__WHAT YOU HAVE TO DO__
Find all lines in the listing that include the word "this", then copy them.
§ §
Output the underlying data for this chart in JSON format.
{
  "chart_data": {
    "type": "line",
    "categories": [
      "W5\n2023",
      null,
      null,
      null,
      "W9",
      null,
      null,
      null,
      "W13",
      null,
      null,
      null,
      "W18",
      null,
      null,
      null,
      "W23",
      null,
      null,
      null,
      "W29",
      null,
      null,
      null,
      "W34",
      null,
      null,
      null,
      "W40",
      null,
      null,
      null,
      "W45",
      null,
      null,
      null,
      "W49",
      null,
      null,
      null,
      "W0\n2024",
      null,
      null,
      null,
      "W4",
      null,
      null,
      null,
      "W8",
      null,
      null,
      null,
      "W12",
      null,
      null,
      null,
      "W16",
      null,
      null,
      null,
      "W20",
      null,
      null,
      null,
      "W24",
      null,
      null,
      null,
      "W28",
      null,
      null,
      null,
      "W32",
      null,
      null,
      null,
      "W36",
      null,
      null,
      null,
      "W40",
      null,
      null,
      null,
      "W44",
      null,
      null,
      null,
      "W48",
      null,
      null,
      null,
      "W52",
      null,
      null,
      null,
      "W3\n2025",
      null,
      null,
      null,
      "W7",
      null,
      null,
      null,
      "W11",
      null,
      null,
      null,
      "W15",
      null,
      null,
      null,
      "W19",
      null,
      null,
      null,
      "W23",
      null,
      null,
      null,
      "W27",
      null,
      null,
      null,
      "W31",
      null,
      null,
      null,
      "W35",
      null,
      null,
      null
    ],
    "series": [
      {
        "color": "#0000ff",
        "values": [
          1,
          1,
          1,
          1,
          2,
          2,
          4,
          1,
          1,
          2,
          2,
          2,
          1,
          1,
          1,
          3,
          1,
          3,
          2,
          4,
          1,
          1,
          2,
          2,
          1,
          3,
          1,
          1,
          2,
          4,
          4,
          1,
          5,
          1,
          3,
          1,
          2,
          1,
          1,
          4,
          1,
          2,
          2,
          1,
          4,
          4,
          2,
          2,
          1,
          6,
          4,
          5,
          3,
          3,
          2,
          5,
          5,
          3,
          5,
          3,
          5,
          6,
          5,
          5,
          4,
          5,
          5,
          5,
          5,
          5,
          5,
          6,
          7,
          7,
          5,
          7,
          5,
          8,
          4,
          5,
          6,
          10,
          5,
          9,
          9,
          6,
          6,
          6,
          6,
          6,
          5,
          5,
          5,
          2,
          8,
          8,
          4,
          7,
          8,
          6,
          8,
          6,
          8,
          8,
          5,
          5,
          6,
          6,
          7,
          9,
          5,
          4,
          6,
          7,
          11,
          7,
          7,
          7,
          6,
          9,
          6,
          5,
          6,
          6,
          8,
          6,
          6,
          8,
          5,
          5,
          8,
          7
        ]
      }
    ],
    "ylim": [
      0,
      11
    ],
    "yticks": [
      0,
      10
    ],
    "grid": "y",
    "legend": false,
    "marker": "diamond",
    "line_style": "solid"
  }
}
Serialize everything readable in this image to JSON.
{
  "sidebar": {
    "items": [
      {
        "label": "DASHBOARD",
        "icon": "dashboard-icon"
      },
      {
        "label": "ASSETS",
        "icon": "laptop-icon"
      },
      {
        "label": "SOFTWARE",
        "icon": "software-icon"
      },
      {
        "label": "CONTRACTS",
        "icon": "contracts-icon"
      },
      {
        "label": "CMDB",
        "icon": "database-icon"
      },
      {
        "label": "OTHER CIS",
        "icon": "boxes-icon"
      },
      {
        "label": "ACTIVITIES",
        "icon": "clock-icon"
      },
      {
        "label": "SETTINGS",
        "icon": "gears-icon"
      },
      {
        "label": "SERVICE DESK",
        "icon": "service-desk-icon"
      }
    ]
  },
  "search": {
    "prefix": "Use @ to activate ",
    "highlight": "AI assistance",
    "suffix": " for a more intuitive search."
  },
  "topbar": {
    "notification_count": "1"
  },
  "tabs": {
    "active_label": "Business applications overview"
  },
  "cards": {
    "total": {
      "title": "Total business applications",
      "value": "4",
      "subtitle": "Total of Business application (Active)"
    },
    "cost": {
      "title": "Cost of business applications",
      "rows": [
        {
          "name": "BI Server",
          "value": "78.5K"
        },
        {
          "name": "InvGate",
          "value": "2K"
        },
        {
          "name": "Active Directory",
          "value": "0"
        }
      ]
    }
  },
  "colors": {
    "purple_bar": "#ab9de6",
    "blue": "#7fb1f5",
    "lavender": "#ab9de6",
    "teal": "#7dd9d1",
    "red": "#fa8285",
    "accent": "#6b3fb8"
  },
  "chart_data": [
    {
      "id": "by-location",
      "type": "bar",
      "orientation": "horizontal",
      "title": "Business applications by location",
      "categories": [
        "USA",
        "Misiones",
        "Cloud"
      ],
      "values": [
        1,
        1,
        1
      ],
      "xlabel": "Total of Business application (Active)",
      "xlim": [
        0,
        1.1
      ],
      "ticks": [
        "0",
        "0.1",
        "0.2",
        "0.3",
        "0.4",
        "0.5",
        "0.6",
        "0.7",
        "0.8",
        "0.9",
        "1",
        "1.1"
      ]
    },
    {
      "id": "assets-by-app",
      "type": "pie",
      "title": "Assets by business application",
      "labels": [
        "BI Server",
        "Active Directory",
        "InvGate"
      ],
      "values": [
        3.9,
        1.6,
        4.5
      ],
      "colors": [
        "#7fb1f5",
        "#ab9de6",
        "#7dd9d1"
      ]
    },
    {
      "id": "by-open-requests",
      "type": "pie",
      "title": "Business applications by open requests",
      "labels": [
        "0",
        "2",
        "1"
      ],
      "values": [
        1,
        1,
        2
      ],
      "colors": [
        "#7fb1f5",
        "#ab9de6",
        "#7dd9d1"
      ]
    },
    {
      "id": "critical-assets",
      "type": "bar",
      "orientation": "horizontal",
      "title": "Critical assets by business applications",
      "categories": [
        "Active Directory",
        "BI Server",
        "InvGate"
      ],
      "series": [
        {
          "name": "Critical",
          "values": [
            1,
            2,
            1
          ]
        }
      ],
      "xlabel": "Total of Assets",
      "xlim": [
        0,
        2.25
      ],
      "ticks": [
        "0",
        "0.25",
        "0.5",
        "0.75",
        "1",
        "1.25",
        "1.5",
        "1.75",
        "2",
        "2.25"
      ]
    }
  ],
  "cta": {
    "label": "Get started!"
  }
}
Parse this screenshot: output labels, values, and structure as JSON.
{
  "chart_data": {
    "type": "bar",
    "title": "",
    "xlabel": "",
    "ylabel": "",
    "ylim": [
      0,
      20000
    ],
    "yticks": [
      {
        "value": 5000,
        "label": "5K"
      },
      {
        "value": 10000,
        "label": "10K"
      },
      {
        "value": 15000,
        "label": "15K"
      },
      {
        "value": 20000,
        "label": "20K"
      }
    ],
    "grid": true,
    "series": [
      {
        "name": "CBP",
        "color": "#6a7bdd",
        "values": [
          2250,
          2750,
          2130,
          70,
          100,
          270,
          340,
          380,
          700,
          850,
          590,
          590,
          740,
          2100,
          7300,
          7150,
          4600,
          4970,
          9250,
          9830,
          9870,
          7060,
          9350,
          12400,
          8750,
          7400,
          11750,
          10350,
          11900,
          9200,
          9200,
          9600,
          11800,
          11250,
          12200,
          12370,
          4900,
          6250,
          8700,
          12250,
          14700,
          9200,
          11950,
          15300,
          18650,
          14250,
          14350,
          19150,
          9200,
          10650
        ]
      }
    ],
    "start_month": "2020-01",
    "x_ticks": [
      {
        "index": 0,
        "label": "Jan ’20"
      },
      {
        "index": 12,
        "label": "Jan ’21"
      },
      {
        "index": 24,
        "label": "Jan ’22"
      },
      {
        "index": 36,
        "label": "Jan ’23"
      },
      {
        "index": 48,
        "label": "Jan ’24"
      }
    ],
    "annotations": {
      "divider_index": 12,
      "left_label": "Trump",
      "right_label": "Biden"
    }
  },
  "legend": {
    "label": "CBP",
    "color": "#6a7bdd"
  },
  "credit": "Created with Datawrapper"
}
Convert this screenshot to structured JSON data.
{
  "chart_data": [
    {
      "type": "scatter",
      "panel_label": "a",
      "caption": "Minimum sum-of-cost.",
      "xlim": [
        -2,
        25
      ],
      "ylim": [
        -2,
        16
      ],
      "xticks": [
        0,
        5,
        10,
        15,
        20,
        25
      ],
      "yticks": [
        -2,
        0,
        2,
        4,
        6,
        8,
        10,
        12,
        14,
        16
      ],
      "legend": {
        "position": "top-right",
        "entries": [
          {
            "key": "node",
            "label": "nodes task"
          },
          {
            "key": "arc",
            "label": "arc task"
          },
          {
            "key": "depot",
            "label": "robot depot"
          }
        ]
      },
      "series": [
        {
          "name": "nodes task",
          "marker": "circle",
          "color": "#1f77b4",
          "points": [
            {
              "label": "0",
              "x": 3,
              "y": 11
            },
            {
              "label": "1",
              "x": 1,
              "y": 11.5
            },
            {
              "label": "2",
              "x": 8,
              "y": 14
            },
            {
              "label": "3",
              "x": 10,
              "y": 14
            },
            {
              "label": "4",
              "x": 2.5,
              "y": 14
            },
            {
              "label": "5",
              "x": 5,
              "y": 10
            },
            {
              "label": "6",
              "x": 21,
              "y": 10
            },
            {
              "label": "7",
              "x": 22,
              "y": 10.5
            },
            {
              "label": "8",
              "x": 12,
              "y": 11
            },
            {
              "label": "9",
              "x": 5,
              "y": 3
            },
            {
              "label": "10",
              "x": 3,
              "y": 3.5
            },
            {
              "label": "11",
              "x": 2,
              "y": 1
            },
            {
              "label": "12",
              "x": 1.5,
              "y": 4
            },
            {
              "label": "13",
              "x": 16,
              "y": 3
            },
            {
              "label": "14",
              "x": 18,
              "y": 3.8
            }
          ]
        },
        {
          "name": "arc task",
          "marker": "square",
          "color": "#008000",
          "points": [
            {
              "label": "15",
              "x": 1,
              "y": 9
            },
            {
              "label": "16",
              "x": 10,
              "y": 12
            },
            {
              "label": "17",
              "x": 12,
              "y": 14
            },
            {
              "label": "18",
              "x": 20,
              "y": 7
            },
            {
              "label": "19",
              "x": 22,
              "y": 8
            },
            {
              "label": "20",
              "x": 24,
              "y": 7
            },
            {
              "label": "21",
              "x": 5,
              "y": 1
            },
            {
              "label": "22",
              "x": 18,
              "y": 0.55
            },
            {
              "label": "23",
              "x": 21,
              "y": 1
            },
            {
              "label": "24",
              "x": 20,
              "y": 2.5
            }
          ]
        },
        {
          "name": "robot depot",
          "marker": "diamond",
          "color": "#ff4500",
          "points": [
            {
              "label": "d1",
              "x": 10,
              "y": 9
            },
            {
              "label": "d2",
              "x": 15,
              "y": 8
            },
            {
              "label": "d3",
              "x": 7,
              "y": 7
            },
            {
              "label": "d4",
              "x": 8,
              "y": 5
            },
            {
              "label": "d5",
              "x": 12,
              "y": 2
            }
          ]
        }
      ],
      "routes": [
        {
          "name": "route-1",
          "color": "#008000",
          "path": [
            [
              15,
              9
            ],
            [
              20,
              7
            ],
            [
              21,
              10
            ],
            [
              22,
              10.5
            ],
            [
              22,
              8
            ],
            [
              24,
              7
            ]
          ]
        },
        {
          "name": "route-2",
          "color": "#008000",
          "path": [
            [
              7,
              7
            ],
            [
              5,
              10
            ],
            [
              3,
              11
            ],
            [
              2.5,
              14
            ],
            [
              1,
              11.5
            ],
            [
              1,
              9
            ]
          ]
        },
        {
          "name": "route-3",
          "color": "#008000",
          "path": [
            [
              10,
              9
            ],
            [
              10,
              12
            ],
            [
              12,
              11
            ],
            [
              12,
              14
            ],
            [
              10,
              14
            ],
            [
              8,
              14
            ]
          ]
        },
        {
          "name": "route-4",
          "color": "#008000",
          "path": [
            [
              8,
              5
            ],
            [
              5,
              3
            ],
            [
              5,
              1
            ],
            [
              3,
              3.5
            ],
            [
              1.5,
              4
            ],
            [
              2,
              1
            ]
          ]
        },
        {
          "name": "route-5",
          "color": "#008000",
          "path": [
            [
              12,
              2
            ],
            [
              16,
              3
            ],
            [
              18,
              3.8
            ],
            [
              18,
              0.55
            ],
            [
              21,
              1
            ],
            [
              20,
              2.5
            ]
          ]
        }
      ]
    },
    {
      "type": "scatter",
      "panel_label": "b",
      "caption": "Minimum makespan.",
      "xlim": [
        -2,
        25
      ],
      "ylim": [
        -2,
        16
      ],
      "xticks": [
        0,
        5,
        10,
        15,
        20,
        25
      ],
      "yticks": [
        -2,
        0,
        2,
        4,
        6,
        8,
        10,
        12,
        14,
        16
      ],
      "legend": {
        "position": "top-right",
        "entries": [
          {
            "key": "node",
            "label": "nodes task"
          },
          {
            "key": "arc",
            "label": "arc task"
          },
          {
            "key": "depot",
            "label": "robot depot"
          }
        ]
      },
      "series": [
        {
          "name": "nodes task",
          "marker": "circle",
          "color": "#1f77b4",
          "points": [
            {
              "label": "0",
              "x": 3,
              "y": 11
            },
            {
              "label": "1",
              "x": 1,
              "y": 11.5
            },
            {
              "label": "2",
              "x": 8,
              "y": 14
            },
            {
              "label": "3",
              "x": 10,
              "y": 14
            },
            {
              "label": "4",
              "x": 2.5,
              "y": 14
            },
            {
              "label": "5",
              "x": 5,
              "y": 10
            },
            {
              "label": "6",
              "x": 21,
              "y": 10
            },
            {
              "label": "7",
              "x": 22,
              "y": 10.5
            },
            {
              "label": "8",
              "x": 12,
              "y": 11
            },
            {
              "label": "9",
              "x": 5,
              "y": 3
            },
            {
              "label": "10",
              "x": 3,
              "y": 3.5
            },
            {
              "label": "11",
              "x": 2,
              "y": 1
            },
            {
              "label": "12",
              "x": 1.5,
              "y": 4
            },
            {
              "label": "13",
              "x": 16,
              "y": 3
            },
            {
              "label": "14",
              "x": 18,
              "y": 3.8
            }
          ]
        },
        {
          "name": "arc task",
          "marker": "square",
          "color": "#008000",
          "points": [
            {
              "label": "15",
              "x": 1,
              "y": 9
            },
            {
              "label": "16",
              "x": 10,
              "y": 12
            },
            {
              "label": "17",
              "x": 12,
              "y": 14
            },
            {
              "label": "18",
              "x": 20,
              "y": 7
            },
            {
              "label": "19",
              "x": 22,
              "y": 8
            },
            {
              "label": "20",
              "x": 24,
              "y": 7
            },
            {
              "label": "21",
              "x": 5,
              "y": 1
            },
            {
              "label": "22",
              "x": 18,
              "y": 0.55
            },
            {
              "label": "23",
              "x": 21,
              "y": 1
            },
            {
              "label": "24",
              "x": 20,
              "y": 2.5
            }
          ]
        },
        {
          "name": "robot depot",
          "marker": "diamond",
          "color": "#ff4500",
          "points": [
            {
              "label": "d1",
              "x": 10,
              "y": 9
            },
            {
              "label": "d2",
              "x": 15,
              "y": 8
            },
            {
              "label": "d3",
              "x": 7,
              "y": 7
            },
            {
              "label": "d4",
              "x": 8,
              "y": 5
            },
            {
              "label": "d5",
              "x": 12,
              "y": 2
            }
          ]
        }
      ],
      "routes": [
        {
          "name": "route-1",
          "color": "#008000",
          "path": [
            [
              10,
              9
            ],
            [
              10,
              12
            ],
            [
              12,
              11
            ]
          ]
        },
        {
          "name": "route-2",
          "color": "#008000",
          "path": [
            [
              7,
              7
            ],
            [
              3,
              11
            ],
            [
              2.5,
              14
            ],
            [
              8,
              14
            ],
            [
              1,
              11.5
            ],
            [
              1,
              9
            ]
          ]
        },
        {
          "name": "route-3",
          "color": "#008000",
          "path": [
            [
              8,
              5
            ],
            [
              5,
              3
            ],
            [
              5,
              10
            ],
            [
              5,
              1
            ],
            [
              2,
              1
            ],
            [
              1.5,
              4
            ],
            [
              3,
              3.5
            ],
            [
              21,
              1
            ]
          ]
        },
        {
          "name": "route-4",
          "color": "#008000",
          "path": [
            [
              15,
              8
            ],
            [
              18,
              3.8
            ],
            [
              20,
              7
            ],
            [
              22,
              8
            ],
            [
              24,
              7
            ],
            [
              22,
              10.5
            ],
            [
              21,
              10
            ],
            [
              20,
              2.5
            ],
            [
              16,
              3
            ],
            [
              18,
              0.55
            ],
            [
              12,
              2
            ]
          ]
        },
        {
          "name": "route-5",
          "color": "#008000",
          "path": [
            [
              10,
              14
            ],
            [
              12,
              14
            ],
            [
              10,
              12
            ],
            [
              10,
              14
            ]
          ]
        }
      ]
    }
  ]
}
§ §
__REPLY TO THE EXERCISE__
Output the underlying data for this chart in JSON format.
Serialize everything readable in this image to JSON.
Parse this screenshot: output labels, values, and structure as JSON.
Convert this screenshot to structured JSON data.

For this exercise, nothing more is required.